** BEGIN EXERCISE INPUT **
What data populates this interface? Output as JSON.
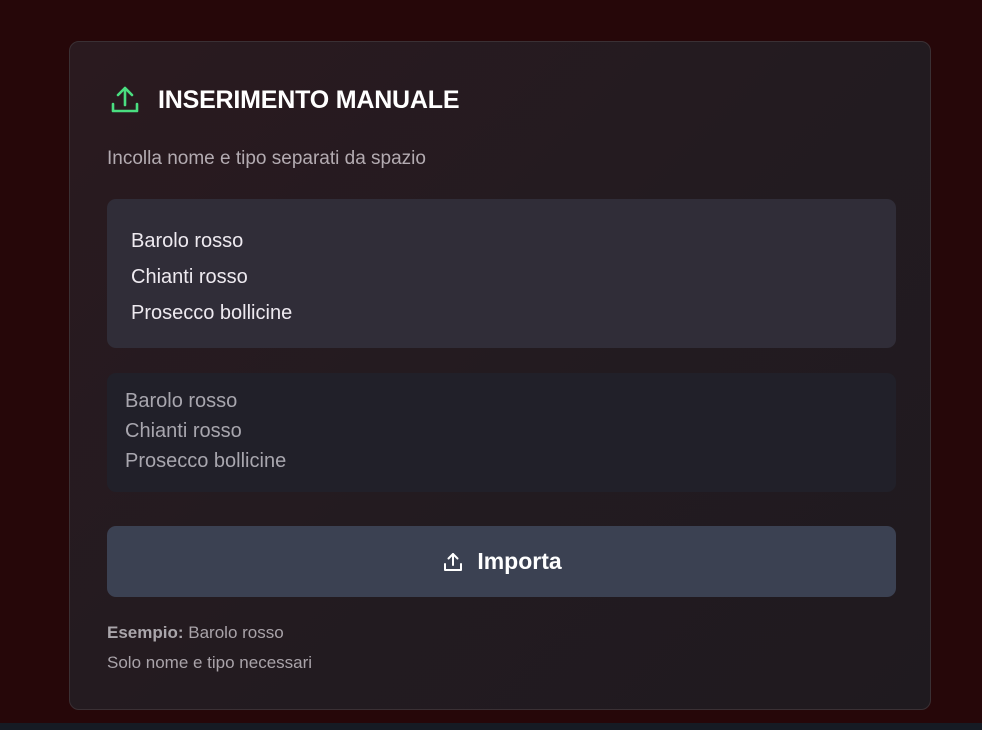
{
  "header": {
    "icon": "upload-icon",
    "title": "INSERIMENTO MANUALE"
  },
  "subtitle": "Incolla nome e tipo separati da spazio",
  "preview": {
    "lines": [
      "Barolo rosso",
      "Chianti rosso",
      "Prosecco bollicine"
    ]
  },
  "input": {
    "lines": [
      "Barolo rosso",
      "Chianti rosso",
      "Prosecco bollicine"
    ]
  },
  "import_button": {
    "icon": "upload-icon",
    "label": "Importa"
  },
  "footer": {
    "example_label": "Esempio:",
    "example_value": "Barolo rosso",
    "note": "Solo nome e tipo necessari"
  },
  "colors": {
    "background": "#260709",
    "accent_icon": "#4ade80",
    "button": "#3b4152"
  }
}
** END EXERCISE INPUT **
** BEGIN EXERCISE INPUT **
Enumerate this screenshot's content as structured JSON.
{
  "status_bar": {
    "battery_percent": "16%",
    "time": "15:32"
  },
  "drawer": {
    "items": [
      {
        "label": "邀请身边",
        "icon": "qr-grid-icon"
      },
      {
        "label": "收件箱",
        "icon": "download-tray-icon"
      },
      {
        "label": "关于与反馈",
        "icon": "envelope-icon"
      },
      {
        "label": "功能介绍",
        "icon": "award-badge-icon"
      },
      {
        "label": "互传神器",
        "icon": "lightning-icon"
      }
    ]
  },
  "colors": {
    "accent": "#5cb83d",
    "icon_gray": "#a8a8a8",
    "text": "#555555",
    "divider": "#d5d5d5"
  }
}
** END EXERCISE INPUT **
- **PROMPT**:
Only the number is wanted: how many lines contain the string "JSON"?

- **ANSWER TO THIS EXERCISE**:
2